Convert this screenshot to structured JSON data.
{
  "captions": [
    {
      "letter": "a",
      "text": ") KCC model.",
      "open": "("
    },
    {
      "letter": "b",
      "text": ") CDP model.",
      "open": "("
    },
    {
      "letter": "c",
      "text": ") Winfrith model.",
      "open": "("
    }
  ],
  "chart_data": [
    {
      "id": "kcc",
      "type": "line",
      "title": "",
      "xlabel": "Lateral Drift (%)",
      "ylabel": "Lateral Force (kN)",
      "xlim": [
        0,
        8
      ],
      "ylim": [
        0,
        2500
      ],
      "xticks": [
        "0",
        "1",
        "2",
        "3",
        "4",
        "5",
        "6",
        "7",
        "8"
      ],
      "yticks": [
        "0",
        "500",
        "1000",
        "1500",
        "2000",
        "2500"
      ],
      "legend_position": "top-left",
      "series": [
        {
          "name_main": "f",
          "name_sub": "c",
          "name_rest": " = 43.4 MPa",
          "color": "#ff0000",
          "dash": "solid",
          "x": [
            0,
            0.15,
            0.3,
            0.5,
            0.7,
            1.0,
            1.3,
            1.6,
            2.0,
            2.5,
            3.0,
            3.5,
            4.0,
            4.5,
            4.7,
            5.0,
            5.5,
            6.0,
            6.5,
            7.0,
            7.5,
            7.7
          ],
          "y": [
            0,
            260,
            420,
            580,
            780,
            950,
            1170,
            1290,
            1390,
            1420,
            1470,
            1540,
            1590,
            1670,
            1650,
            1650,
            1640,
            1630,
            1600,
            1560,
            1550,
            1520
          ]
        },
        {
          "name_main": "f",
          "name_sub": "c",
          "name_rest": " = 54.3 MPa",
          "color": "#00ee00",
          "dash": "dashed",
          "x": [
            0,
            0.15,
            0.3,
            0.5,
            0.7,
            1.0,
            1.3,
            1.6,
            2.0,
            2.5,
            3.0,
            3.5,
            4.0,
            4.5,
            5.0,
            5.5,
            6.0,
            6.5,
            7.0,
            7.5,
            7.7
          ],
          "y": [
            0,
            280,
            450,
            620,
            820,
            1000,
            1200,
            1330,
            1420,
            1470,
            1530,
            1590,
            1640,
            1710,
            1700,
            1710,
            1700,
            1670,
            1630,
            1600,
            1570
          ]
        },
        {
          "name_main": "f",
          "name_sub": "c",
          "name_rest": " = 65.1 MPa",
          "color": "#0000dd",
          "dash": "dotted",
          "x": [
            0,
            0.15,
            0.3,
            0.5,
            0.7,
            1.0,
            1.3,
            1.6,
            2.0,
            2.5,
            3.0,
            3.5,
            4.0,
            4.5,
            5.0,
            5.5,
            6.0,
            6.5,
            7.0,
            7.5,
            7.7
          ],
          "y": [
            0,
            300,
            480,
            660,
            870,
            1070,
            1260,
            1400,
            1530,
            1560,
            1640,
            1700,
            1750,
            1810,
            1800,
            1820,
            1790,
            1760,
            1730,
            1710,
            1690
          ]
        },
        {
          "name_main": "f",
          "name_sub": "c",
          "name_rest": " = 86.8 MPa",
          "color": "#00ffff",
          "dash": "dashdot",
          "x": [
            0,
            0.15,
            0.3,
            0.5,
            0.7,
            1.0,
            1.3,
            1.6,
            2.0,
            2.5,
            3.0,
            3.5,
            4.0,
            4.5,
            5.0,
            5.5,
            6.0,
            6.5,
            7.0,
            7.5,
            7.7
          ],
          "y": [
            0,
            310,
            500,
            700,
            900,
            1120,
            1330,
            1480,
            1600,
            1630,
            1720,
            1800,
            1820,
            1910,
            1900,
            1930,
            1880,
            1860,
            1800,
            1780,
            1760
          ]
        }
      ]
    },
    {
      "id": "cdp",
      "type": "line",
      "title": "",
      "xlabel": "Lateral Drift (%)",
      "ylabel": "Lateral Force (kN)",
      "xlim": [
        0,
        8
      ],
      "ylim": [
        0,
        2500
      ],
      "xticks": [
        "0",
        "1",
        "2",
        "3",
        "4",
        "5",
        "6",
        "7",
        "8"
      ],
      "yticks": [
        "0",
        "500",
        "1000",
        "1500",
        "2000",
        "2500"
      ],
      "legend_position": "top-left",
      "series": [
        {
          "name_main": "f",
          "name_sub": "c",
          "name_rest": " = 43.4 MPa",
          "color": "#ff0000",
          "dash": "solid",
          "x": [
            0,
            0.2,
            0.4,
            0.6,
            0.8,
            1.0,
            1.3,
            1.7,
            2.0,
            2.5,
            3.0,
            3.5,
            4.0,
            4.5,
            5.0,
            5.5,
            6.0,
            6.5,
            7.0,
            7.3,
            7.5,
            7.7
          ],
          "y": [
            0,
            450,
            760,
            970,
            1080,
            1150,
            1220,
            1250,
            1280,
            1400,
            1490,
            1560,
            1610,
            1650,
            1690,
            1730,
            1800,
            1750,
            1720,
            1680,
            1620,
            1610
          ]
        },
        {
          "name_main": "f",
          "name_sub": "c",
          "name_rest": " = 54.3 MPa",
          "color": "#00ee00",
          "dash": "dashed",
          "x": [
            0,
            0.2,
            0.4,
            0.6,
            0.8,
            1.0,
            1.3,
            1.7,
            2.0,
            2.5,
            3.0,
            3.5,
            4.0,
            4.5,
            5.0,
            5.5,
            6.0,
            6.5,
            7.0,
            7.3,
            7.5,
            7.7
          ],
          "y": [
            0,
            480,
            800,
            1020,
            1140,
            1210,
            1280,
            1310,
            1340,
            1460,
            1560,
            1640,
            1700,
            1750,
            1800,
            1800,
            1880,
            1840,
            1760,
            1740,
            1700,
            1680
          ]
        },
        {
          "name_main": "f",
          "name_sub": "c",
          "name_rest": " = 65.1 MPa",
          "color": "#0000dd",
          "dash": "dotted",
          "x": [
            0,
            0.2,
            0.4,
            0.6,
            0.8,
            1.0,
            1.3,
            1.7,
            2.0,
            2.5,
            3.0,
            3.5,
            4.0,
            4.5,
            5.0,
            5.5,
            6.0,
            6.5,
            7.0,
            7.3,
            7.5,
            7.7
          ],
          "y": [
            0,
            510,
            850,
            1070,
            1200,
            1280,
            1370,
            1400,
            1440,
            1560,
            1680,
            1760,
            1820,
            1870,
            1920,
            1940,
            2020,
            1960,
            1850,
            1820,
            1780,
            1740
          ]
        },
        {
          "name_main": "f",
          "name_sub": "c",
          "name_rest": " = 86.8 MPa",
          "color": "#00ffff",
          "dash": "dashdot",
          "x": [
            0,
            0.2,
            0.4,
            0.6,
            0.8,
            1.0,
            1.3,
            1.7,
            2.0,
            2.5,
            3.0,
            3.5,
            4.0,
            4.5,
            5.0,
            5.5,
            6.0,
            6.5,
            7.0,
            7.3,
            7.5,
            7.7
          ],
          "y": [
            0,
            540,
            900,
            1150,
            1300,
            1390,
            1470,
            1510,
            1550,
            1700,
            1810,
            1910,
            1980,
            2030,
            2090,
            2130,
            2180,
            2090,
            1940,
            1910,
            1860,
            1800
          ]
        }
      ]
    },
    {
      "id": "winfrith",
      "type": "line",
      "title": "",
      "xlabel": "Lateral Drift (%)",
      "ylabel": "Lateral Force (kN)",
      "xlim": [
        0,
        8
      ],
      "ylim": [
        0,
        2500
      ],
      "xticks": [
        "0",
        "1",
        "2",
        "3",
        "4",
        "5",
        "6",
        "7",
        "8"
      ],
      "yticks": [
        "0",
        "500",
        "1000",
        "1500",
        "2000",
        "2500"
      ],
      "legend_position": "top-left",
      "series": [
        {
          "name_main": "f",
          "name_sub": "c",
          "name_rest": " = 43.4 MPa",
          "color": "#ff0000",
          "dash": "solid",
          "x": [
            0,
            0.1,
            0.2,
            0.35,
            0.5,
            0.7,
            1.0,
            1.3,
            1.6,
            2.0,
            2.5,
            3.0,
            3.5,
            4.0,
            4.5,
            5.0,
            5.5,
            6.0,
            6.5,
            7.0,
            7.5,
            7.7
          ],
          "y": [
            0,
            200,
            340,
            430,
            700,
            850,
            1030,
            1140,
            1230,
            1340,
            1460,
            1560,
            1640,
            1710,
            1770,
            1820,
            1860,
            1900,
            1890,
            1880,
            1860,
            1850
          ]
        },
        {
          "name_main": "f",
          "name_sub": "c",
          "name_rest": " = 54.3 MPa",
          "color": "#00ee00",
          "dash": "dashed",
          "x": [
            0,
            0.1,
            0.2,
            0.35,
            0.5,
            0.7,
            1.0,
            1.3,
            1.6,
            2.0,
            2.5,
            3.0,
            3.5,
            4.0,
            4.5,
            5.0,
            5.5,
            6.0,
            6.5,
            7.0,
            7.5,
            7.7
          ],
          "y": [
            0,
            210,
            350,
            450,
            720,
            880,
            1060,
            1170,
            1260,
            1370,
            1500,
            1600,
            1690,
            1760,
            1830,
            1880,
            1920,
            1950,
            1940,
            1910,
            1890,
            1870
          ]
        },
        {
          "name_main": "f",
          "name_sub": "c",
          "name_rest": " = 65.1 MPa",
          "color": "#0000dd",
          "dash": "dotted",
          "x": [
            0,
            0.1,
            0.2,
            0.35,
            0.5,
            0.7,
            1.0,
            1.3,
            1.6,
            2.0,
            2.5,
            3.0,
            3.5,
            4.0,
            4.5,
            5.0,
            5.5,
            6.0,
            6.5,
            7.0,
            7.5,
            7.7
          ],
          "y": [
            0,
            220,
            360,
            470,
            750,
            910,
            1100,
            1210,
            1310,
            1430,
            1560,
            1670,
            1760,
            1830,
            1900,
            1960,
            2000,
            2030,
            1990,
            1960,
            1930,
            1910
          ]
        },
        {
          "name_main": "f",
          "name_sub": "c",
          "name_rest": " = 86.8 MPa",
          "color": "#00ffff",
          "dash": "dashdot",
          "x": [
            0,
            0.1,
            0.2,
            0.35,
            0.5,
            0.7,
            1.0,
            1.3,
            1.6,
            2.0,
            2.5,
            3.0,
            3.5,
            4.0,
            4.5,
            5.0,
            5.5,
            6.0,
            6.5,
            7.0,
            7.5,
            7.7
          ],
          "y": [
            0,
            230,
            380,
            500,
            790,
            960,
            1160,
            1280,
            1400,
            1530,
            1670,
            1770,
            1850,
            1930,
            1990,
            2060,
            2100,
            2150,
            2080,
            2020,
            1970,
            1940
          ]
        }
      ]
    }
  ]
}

__________________________________________________

Copy out all lines where the word "text" appears.

Result of this task:
      "text": ") KCC model.",
      "text": ") CDP model.",
      "text": ") Winfrith model.",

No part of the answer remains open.